In the part that opens with the line containing "11, 87, 20]" and closes with the line containing "217, 332, 226]", substitute "clickable" for every "interactable" and write out those lines with nothing else changed.

**Excerpted records:**
------------------------

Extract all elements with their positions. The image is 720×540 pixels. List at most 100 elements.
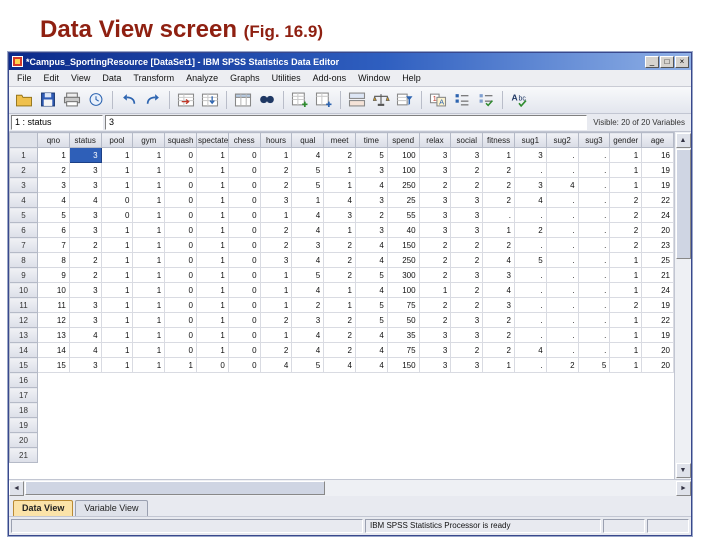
cell[interactable]: 1 xyxy=(100,312,134,328)
column-header-age[interactable]: age xyxy=(641,132,674,148)
cell[interactable]: 1 xyxy=(195,252,229,268)
vertical-scroll-thumb[interactable] xyxy=(675,149,691,259)
cell[interactable]: . xyxy=(513,312,547,328)
cell[interactable]: 3 xyxy=(291,312,325,328)
column-header-sug2[interactable]: sug2 xyxy=(545,132,579,148)
row-number[interactable]: 21 xyxy=(9,447,38,463)
cell[interactable]: . xyxy=(577,252,611,268)
cell[interactable]: 1 xyxy=(259,147,293,163)
column-header-social[interactable]: social xyxy=(450,132,484,148)
spell-check-button[interactable]: Abc xyxy=(508,90,530,111)
cell[interactable]: 25 xyxy=(641,252,674,268)
cell[interactable]: 1 xyxy=(259,282,293,298)
cell[interactable]: 4 xyxy=(291,207,325,223)
cell[interactable]: 2 xyxy=(450,282,484,298)
cell[interactable]: 3 xyxy=(450,207,484,223)
cell[interactable]: 0 xyxy=(164,252,197,268)
goto-case-button[interactable] xyxy=(175,90,197,111)
menu-item-window[interactable]: Window xyxy=(352,72,396,84)
row-number[interactable]: 2 xyxy=(9,162,38,178)
cell[interactable]: 3 xyxy=(482,267,515,283)
cell[interactable]: 3 xyxy=(450,192,484,208)
cell[interactable]: 0 xyxy=(227,177,261,193)
cell[interactable]: 1 xyxy=(609,312,643,328)
cell[interactable]: 1 xyxy=(259,207,293,223)
cell[interactable]: 2 xyxy=(68,267,102,283)
cell[interactable]: 0 xyxy=(227,162,261,178)
cell[interactable]: 2 xyxy=(545,357,579,373)
cell[interactable]: 3 xyxy=(68,282,102,298)
cell[interactable]: 5 xyxy=(291,177,325,193)
cell[interactable]: 1 xyxy=(259,297,293,313)
cell[interactable]: 4 xyxy=(545,177,579,193)
cell[interactable]: 150 xyxy=(386,237,420,253)
cell[interactable]: 8 xyxy=(37,252,70,268)
cell[interactable]: 2 xyxy=(482,237,515,253)
cell[interactable]: 3 xyxy=(513,177,547,193)
grid-corner-cell[interactable] xyxy=(9,132,38,148)
menu-item-transform[interactable]: Transform xyxy=(127,72,180,84)
cell[interactable]: 1 xyxy=(132,177,166,193)
cell[interactable]: 1 xyxy=(482,357,515,373)
cell[interactable]: 0 xyxy=(100,192,134,208)
cell[interactable]: 24 xyxy=(641,207,674,223)
cell[interactable]: 40 xyxy=(386,222,420,238)
cell[interactable]: 1 xyxy=(100,282,134,298)
cell[interactable]: 3 xyxy=(68,162,102,178)
cell[interactable]: . xyxy=(545,312,579,328)
row-number[interactable]: 13 xyxy=(9,327,38,343)
cell[interactable]: 2 xyxy=(609,297,643,313)
cell[interactable]: 3 xyxy=(418,222,452,238)
cell[interactable]: 4 xyxy=(354,357,388,373)
cell[interactable]: . xyxy=(577,222,611,238)
cell[interactable]: 3 xyxy=(37,177,70,193)
row-number[interactable]: 6 xyxy=(9,222,38,238)
cell[interactable]: 1 xyxy=(132,327,166,343)
cell[interactable]: 3 xyxy=(450,327,484,343)
cell[interactable]: 12 xyxy=(37,312,70,328)
cell[interactable]: . xyxy=(577,177,611,193)
cell[interactable]: 1 xyxy=(609,357,643,373)
cell[interactable]: 2 xyxy=(323,342,356,358)
cell[interactable]: 5 xyxy=(291,162,325,178)
cell[interactable]: 100 xyxy=(386,147,420,163)
cell[interactable]: 1 xyxy=(195,207,229,223)
cell[interactable]: 3 xyxy=(259,192,293,208)
cell[interactable]: 13 xyxy=(37,327,70,343)
horizontal-scrollbar[interactable]: ◄ ► xyxy=(9,480,691,496)
column-header-meet[interactable]: meet xyxy=(323,132,356,148)
weight-cases-button[interactable] xyxy=(370,90,392,111)
cell[interactable]: . xyxy=(513,357,547,373)
cell[interactable]: . xyxy=(513,282,547,298)
cell[interactable]: 20 xyxy=(641,342,674,358)
cell[interactable]: 2 xyxy=(68,252,102,268)
cell[interactable]: 2 xyxy=(513,222,547,238)
minimize-button[interactable]: _ xyxy=(645,55,659,68)
cell[interactable]: 2 xyxy=(418,237,452,253)
cell[interactable]: 0 xyxy=(227,297,261,313)
cell[interactable]: 0 xyxy=(164,162,197,178)
vertical-scrollbar[interactable]: ▲ ▼ xyxy=(674,132,691,479)
cell[interactable]: . xyxy=(482,207,515,223)
cell[interactable]: 1 xyxy=(323,282,356,298)
cell[interactable]: 0 xyxy=(227,222,261,238)
close-button[interactable]: × xyxy=(675,55,689,68)
cell[interactable]: 3 xyxy=(513,147,547,163)
cell[interactable]: 2 xyxy=(291,297,325,313)
menu-item-utilities[interactable]: Utilities xyxy=(266,72,307,84)
cell[interactable]: . xyxy=(545,282,579,298)
cell[interactable]: 1 xyxy=(100,297,134,313)
cell[interactable]: 1 xyxy=(323,162,356,178)
cell[interactable]: 22 xyxy=(641,192,674,208)
cell[interactable]: 1 xyxy=(100,357,134,373)
cell[interactable]: 2 xyxy=(450,237,484,253)
cell[interactable]: 1 xyxy=(132,237,166,253)
row-number[interactable]: 4 xyxy=(9,192,38,208)
goto-variable-button[interactable] xyxy=(199,90,221,111)
cell[interactable]: 19 xyxy=(641,327,674,343)
cell[interactable]: 3 xyxy=(450,312,484,328)
column-header-qual[interactable]: qual xyxy=(291,132,325,148)
cell[interactable]: . xyxy=(513,267,547,283)
cell[interactable]: . xyxy=(577,162,611,178)
cell-value-editor[interactable]: 3 xyxy=(105,115,588,130)
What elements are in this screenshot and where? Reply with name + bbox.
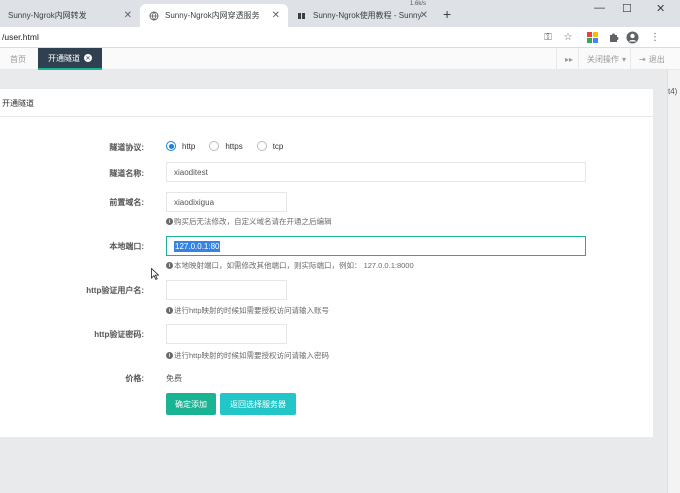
tab-title: Sunny-Ngrok内网转发	[8, 11, 87, 20]
puzzle-icon[interactable]	[606, 30, 620, 44]
tab-home-label: 首页	[10, 54, 26, 64]
tab-open-tunnel[interactable]: 开通隧道 ✕	[38, 48, 102, 70]
browser-tab-strip: Sunny-Ngrok内网转发 ✕ Sunny-Ngrok内网穿透服务 ✕ Su…	[0, 0, 680, 27]
local-port-value: 127.0.0.1:80	[174, 240, 221, 252]
radio-unchecked-icon[interactable]	[209, 141, 220, 151]
tunnel-name-input[interactable]: xiaoditest	[166, 162, 586, 182]
protocol-radio-group: http https tcp	[166, 141, 297, 151]
subdomain-input[interactable]: xiaodixigua	[166, 192, 287, 212]
open-tunnel-panel: 开通隧道 隧道协议: http https tcp 隧道名称: xiaodite…	[0, 87, 653, 437]
tab-title: Sunny-Ngrok内网穿透服务	[165, 11, 260, 20]
close-icon[interactable]: ✕	[272, 10, 280, 21]
radio-https[interactable]: https	[209, 141, 243, 151]
url-field[interactable]: /user.html	[2, 32, 39, 42]
logout-label: 退出	[648, 54, 665, 64]
app-tab-bar: 首页 开通隧道 ✕ ▸▸ 关闭操作 ▾ ⇥ 退出	[0, 48, 680, 70]
browser-tab-active[interactable]: Sunny-Ngrok内网穿透服务 ✕	[140, 4, 288, 27]
subdomain-label: 前置域名:	[109, 198, 144, 207]
subdomain-help-text: 购买后无法修改，自定义域名请在开通之后编辑	[174, 217, 332, 226]
tab-title: Sunny-Ngrok使用教程 - Sunny	[313, 11, 422, 20]
radio-http-label: http	[182, 141, 196, 151]
local-port-help: i 本地映射端口，如需修改其他端口，则实际端口，例如： 127.0.0.1:80…	[166, 260, 414, 271]
close-ops-label: 关闭操作	[587, 54, 619, 64]
http-pass-label: http验证密码:	[94, 330, 144, 339]
minimize-icon[interactable]: —	[594, 2, 605, 14]
logout-icon: ⇥	[639, 54, 646, 64]
radio-https-label: https	[225, 141, 243, 151]
info-icon: i	[166, 218, 173, 225]
close-icon[interactable]: ✕	[124, 10, 132, 21]
key-icon[interactable]: ⚿	[541, 30, 555, 44]
subdomain-help: i 购买后无法修改，自定义域名请在开通之后编辑	[166, 216, 332, 227]
http-pass-help-text: 进行http映射的时候如需要授权访问请输入密码	[174, 351, 330, 360]
globe-icon	[148, 10, 159, 21]
mouse-cursor-icon	[151, 268, 159, 280]
browser-tab[interactable]: Sunny-Ngrok内网转发 ✕	[0, 4, 140, 27]
panel-title: 开通隧道	[2, 99, 34, 108]
http-user-label: http验证用户名:	[86, 286, 144, 295]
close-icon[interactable]: ✕	[420, 10, 428, 21]
window-close-icon[interactable]: ✕	[656, 2, 665, 15]
logout-button[interactable]: ⇥ 退出	[630, 48, 673, 70]
http-user-help: i 进行http映射的时候如需要授权访问请输入账号	[166, 305, 329, 316]
http-user-input[interactable]	[166, 280, 287, 300]
info-icon: i	[166, 262, 173, 269]
info-icon: i	[166, 307, 173, 314]
http-pass-help: i 进行http映射的时候如需要授权访问请输入密码	[166, 350, 329, 361]
caret-down-icon: ▾	[622, 54, 627, 64]
right-gutter	[667, 70, 680, 493]
tunnel-name-label: 隧道名称:	[109, 169, 144, 178]
browser-tab[interactable]: Sunny-Ngrok使用教程 - Sunny ✕	[288, 4, 436, 27]
radio-tcp-label: tcp	[272, 141, 284, 151]
tab-close-icon[interactable]: ✕	[84, 54, 92, 62]
gutter-text: t4)	[668, 87, 678, 96]
maximize-icon[interactable]: ☐	[622, 2, 632, 15]
radio-http[interactable]: http	[166, 141, 195, 151]
http-pass-input[interactable]	[166, 324, 287, 344]
star-icon[interactable]: ☆	[561, 30, 575, 44]
divider	[0, 116, 653, 117]
tab-open-tunnel-label: 开通隧道	[48, 53, 80, 63]
price-value: 免费	[166, 374, 182, 383]
local-port-label: 本地端口:	[109, 242, 144, 251]
address-bar: /user.html ⚿ ☆ ⋮	[0, 27, 680, 48]
radio-checked-icon[interactable]	[166, 141, 176, 151]
tab-home[interactable]: 首页	[0, 48, 36, 70]
radio-unchecked-icon[interactable]	[256, 141, 267, 151]
confirm-add-button[interactable]: 确定添加	[166, 393, 216, 415]
menu-dots-icon[interactable]: ⋮	[648, 30, 662, 44]
page-icon	[296, 10, 307, 21]
forward-icon[interactable]: ▸▸	[556, 48, 578, 70]
close-ops-dropdown[interactable]: 关闭操作 ▾	[578, 48, 634, 70]
network-speed: 1.6k/s	[410, 1, 427, 7]
protocol-label: 隧道协议:	[109, 143, 144, 152]
profile-icon[interactable]	[625, 30, 639, 44]
back-select-server-button[interactable]: 返回选择服务器	[220, 393, 296, 415]
http-user-help-text: 进行http映射的时候如需要授权访问请输入账号	[174, 306, 330, 315]
price-label: 价格:	[125, 374, 144, 383]
info-icon: i	[166, 352, 173, 359]
extension-color-icon[interactable]	[585, 30, 599, 44]
local-port-input[interactable]: 127.0.0.1:80	[166, 236, 586, 256]
new-tab-icon[interactable]: +	[443, 6, 451, 22]
radio-tcp[interactable]: tcp	[256, 141, 284, 151]
local-port-help-text: 本地映射端口，如需修改其他端口，则实际端口，例如： 127.0.0.1:8000	[174, 261, 414, 270]
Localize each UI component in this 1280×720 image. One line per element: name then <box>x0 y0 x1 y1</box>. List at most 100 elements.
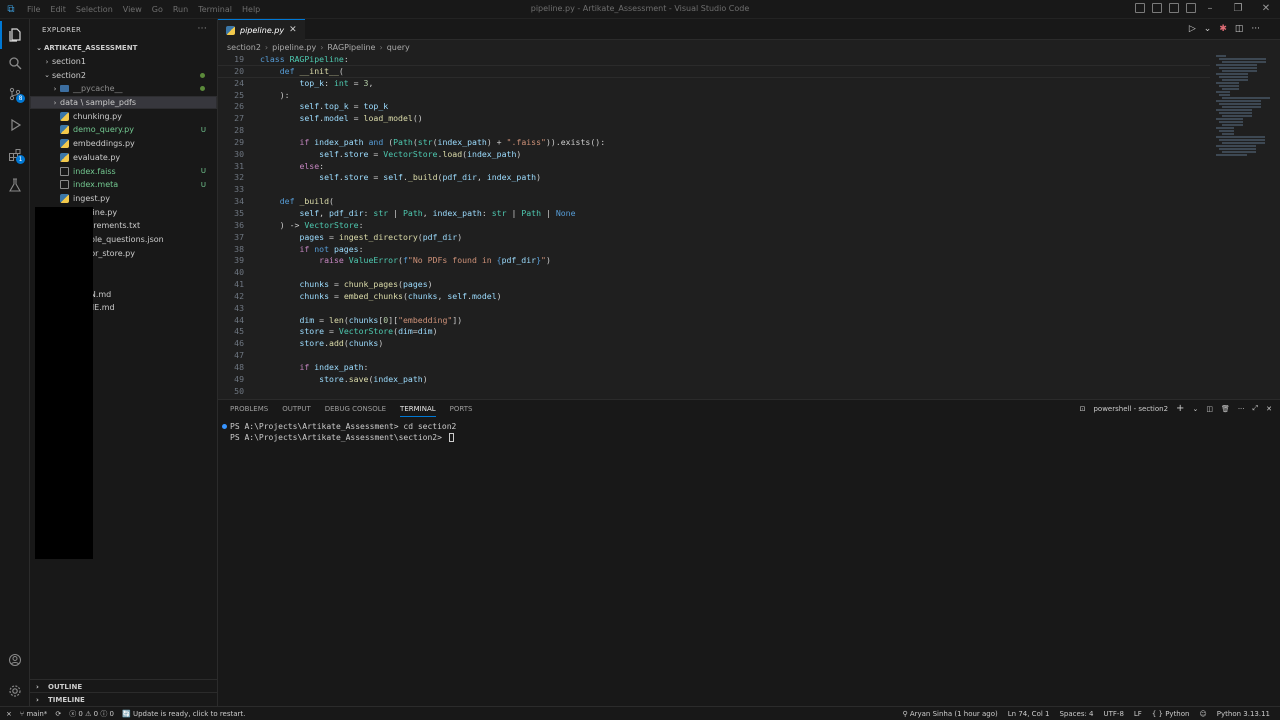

------------------------

**Answer for this exercise:**
tab-title: Sunny-Ngrok内网转发	[8, 11, 87, 20]
puzzle-icon[clickable]	[606, 30, 620, 44]
tab-home-label: 首页	[10, 54, 26, 64]
tab-open-tunnel[clickable]: 开通隧道 ✕	[38, 48, 102, 70]
browser-tab-strip: Sunny-Ngrok内网转发 ✕ Sunny-Ngrok内网穿透服务 ✕ Su…	[0, 0, 680, 27]
local-port-value: 127.0.0.1:80	[174, 240, 221, 252]
radio-unchecked-icon[clickable]	[209, 141, 220, 151]
tunnel-name-input[clickable]: xiaoditest	[166, 162, 586, 182]
protocol-radio-group: http https tcp	[166, 141, 297, 151]
subdomain-input[clickable]: xiaodixigua	[166, 192, 287, 212]
open-tunnel-panel: 开通隧道 隧道协议: http https tcp 隧道名称: xiaodite…	[0, 87, 653, 437]
tab-title: Sunny-Ngrok内网穿透服务	[165, 11, 260, 20]
close-icon[clickable]: ✕	[272, 10, 280, 21]
radio-https[clickable]: https	[209, 141, 243, 151]
url-field[clickable]: /user.html	[2, 32, 39, 42]
logout-label: 退出	[648, 54, 665, 64]
app-tab-bar: 首页 开通隧道 ✕ ▸▸ 关闭操作 ▾ ⇥ 退出	[0, 48, 680, 70]
browser-tab-active[clickable]: Sunny-Ngrok内网穿透服务 ✕	[140, 4, 288, 27]
subdomain-label: 前置域名:	[109, 198, 144, 207]
subdomain-help-text: 购买后无法修改，自定义域名请在开通之后编辑	[174, 217, 332, 226]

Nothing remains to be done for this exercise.